PROVIDED INFORMATION:
________________
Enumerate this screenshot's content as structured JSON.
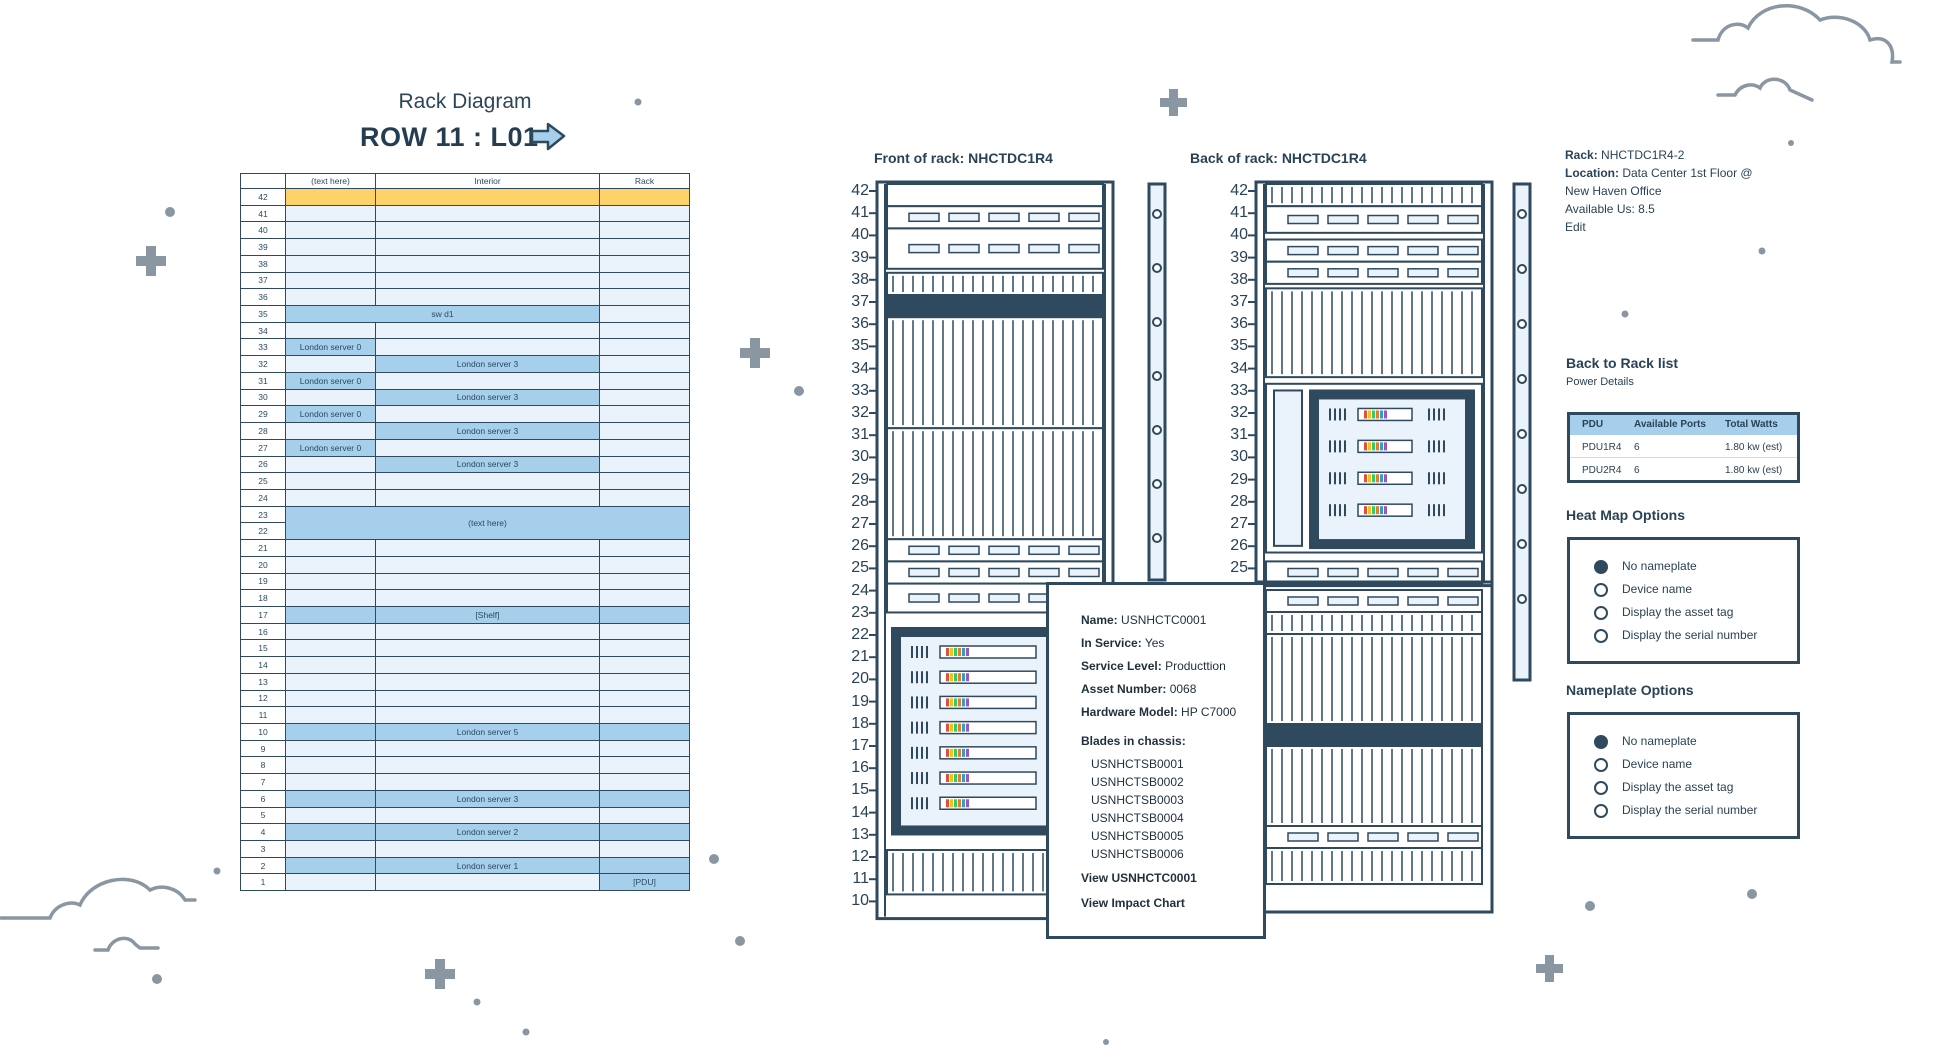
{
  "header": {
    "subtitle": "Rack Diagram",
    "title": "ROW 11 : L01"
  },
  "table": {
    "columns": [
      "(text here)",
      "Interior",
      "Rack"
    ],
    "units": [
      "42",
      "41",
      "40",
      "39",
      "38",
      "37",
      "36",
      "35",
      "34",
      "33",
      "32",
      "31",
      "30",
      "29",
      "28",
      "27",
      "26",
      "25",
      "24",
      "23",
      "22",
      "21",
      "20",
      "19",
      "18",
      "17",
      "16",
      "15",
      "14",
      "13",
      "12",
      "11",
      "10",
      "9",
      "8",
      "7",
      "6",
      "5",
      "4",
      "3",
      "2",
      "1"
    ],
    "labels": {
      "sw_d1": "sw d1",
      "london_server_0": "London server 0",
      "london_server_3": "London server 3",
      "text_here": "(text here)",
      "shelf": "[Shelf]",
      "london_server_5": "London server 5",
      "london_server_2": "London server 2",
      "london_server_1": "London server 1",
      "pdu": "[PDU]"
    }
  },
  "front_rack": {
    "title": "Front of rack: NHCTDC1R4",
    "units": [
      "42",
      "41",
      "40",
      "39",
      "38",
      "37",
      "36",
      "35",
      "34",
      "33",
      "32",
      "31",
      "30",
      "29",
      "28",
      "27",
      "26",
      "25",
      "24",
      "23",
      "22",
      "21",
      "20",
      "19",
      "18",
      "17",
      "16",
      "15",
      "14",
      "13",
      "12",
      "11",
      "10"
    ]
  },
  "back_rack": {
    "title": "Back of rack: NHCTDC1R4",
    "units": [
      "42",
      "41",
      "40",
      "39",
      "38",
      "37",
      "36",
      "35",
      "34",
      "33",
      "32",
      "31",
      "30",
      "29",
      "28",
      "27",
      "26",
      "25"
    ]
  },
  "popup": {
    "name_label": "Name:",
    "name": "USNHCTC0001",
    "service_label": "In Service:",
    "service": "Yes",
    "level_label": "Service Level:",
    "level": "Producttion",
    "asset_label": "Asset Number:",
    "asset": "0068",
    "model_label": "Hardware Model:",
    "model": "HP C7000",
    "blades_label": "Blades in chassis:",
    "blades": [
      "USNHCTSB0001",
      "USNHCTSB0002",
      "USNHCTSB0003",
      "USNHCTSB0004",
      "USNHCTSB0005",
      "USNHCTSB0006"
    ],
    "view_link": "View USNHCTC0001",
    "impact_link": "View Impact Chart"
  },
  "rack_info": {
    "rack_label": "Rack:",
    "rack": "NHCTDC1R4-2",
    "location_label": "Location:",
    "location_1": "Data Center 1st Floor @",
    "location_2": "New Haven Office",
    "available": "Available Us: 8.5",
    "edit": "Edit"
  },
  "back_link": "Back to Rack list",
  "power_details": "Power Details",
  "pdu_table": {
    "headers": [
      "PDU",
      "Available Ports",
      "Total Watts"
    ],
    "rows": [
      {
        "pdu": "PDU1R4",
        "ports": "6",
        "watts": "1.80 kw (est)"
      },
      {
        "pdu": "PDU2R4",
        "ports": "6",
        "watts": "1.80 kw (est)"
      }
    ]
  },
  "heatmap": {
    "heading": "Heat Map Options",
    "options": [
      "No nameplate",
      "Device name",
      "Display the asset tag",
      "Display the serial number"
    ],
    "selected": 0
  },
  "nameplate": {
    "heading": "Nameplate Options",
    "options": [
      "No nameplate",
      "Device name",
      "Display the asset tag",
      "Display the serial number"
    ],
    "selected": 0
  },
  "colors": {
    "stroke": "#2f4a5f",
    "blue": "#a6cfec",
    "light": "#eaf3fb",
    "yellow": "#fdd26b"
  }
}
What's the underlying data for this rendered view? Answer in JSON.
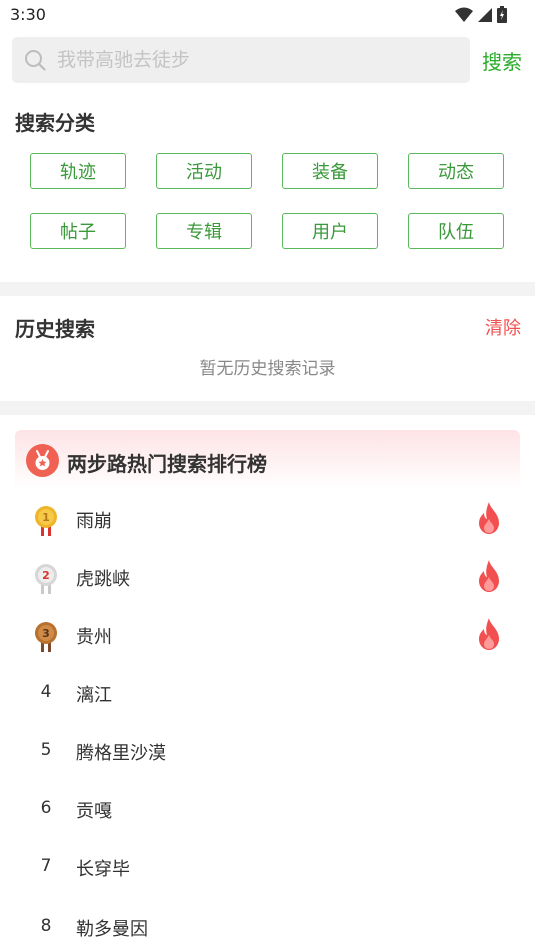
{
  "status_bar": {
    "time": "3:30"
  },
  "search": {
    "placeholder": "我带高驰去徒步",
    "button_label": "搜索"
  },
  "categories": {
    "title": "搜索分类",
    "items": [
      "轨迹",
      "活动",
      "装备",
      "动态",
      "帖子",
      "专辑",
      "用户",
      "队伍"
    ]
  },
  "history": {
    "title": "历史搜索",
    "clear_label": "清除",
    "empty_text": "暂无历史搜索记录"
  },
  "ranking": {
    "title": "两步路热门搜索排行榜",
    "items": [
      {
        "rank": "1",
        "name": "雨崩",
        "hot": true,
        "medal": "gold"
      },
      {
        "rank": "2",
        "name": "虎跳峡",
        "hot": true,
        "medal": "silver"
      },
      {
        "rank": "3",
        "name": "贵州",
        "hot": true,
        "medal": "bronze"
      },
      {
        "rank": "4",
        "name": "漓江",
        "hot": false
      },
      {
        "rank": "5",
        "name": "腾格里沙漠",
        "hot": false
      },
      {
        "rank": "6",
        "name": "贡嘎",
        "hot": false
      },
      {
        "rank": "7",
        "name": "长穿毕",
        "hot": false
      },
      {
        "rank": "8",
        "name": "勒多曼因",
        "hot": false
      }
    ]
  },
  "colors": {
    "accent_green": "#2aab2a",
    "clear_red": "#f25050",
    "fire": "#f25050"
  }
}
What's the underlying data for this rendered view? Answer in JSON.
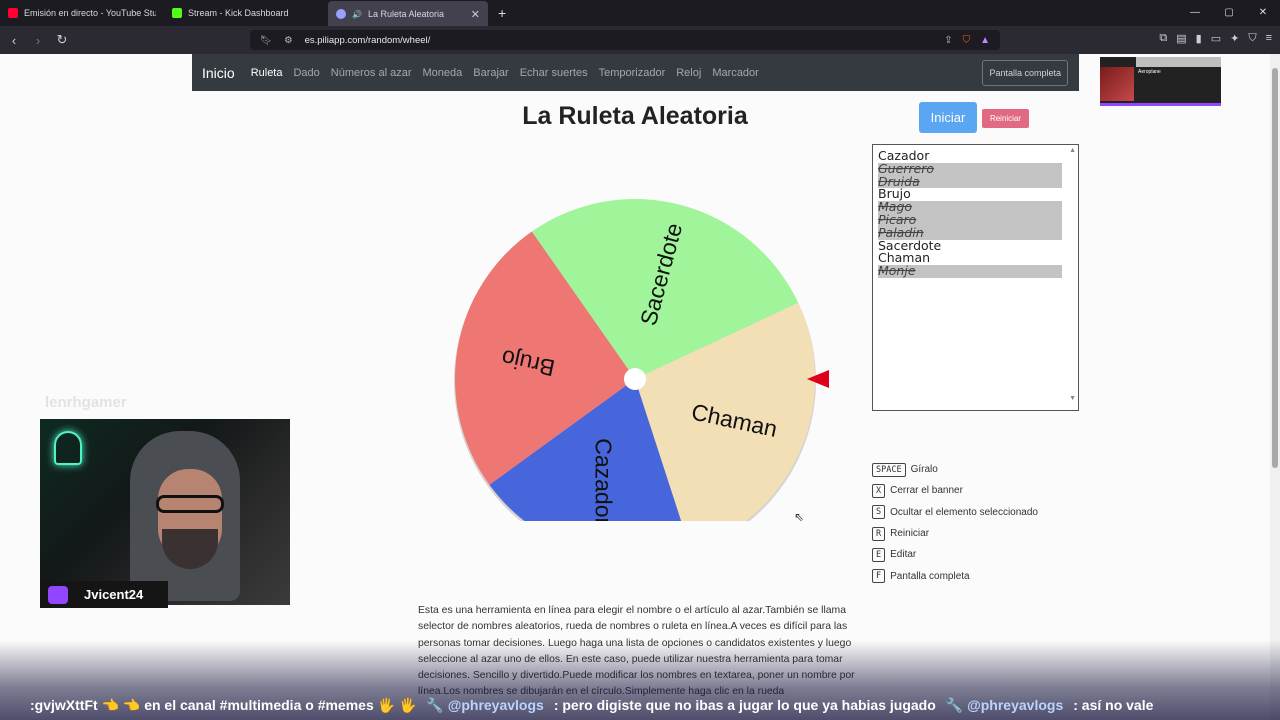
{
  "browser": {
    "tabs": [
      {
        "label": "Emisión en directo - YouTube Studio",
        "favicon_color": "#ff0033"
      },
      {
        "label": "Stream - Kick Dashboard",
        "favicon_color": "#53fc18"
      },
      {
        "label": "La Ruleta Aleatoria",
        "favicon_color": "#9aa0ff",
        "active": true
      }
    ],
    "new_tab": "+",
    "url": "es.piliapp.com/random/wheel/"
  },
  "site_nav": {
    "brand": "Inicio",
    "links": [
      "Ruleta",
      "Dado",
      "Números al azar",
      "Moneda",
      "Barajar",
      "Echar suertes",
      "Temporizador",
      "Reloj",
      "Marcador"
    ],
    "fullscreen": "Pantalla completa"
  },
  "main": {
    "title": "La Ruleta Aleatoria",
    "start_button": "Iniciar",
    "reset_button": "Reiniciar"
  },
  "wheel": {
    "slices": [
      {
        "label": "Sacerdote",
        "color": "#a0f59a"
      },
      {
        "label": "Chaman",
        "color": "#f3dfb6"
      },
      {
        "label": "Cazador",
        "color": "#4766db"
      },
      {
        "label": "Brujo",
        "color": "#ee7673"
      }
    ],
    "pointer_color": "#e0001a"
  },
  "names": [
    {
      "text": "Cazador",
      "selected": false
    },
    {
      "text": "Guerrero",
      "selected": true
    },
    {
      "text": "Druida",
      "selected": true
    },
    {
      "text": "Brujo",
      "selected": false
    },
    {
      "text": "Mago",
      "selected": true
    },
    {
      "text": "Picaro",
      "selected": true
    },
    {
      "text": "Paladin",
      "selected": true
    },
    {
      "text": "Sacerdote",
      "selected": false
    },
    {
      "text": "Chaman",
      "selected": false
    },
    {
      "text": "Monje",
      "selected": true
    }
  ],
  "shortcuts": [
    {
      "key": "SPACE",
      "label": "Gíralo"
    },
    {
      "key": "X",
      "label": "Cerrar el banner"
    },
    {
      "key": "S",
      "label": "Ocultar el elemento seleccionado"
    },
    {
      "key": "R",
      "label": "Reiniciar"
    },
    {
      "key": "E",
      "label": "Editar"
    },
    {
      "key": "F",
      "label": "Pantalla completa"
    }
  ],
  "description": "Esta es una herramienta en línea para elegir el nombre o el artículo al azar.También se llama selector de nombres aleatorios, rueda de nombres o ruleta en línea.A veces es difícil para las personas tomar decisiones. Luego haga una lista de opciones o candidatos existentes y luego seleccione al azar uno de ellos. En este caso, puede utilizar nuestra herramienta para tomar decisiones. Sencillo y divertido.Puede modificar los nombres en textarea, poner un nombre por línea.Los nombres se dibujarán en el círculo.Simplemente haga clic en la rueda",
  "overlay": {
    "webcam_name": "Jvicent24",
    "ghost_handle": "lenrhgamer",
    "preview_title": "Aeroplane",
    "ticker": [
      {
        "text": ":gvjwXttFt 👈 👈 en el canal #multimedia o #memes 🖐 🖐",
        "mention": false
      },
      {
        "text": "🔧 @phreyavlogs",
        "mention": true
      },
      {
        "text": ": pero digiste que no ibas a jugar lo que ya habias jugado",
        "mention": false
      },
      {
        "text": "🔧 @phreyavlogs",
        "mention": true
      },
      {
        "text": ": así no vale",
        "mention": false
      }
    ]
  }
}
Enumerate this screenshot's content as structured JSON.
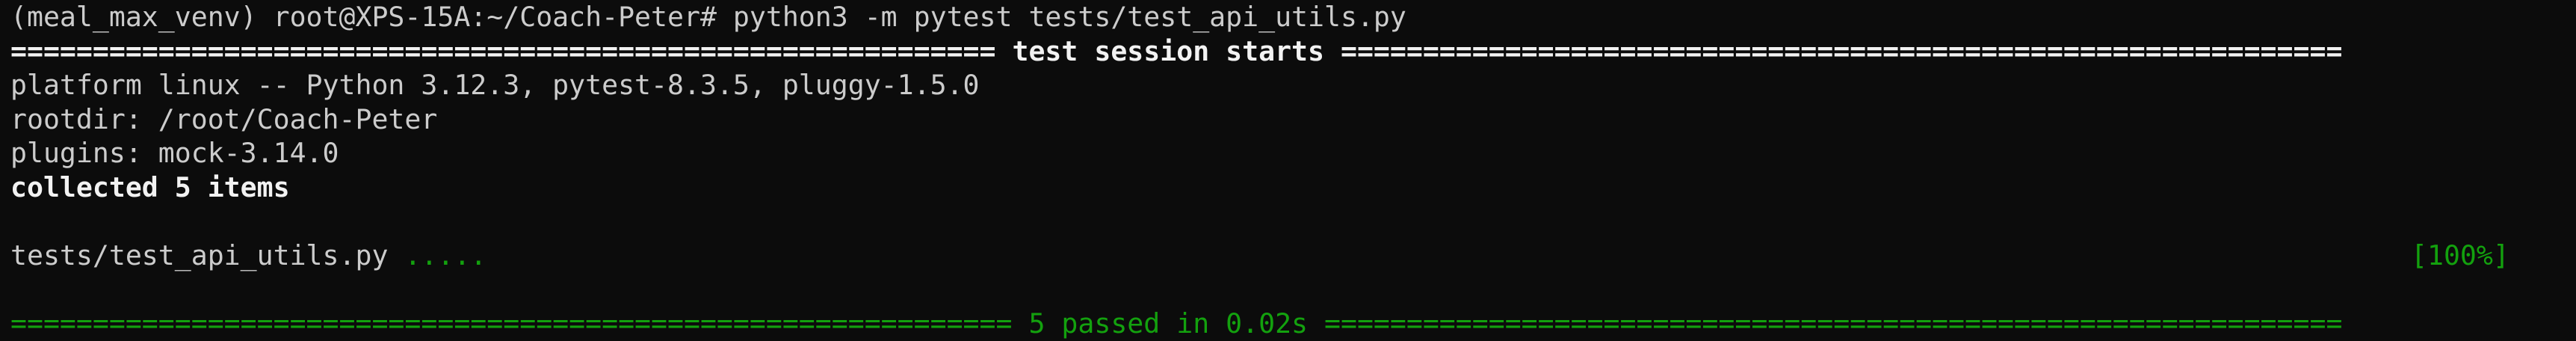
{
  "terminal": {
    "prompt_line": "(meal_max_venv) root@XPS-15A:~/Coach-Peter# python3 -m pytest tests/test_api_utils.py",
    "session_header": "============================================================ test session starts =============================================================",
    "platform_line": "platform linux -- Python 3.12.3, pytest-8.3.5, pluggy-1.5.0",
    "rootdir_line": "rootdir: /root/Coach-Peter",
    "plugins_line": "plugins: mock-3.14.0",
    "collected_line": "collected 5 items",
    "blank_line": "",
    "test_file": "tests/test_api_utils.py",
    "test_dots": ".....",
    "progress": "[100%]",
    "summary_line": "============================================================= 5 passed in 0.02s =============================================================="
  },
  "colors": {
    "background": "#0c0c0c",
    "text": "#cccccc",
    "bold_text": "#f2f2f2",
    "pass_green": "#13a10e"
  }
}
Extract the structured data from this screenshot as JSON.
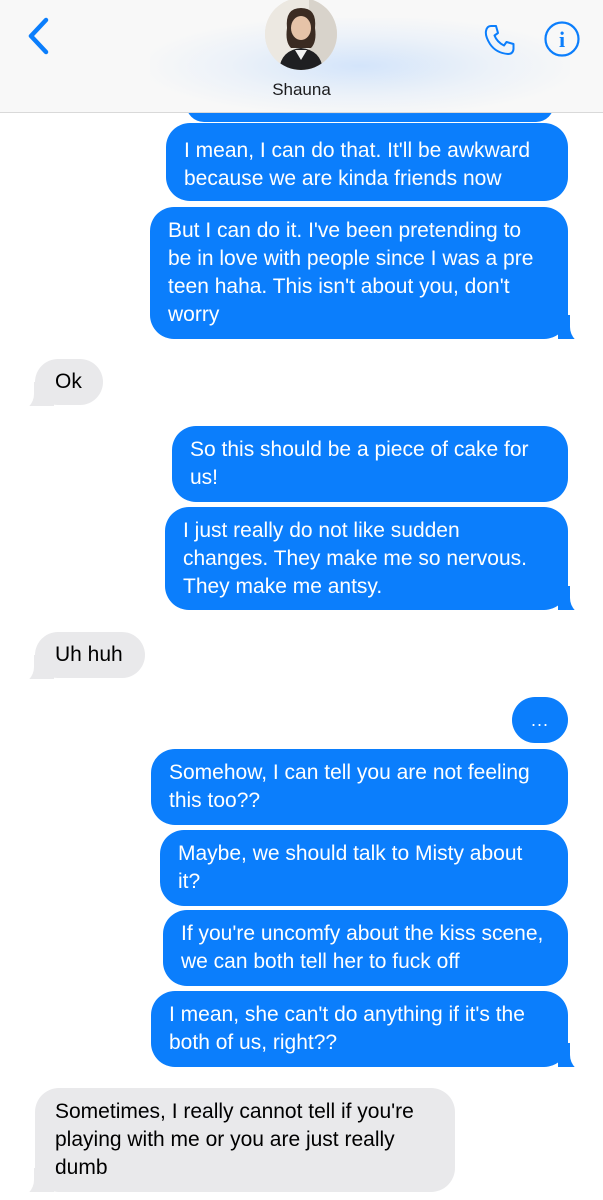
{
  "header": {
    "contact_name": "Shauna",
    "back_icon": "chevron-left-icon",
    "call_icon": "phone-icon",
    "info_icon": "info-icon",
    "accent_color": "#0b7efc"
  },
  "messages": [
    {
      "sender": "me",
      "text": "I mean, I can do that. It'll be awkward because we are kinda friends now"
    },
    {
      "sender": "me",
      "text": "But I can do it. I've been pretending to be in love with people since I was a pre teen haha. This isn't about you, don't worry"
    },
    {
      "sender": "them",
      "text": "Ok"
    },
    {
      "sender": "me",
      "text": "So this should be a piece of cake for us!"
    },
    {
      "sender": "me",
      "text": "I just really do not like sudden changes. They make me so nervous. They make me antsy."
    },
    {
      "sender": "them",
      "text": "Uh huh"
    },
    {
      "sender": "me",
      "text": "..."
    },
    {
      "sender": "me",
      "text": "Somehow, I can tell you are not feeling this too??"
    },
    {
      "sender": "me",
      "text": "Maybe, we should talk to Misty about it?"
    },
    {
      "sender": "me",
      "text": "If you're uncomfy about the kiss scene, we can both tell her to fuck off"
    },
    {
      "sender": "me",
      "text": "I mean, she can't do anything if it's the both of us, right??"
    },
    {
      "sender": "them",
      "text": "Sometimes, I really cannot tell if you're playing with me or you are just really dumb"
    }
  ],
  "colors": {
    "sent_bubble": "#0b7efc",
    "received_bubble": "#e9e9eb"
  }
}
________________
WHAT YOU NEED TO DO: Count every line in the preceding entries where the string "just" appears, then state only the total.

TASK ANSWER: 2